[WHAT THE TASK ASKS]
Where the word "support" shows up in the entries below, please copy the whole line.

[DATA TO EXAMINE]
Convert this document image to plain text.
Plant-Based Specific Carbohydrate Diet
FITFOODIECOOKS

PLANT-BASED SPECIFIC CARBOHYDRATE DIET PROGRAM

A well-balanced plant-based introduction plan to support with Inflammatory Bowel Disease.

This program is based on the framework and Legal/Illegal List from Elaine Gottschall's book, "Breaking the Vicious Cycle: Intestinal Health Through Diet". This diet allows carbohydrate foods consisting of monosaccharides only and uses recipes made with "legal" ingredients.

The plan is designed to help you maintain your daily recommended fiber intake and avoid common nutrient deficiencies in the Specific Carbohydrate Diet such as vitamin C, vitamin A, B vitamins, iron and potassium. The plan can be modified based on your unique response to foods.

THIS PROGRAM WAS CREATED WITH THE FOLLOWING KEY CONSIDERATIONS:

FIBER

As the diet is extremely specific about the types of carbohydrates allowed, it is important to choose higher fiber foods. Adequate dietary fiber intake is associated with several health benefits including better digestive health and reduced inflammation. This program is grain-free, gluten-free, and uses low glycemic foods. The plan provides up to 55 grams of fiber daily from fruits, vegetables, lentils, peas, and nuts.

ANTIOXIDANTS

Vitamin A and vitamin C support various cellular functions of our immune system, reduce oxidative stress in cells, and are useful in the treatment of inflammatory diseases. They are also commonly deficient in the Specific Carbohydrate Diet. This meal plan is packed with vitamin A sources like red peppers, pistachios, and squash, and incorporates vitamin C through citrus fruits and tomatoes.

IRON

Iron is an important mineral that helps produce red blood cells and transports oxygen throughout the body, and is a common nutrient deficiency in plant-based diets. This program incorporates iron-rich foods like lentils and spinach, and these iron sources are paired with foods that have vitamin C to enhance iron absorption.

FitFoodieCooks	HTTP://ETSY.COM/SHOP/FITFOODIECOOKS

[YOUR SOLUTION]
A well-balanced plant-based introduction plan to support with Inflammatory Bowel Disease.
Vitamin A and vitamin C support various cellular functions of our immune system, reduce oxidative stress in cells, and are useful in the treatment of inflammatory diseases. They are also commonly deficient in the Specific Carbohydrate Diet. This meal plan is packed with vitamin A sources like red peppers, pistachios, and squash, and incorporates vitamin C through citrus fruits and tomatoes.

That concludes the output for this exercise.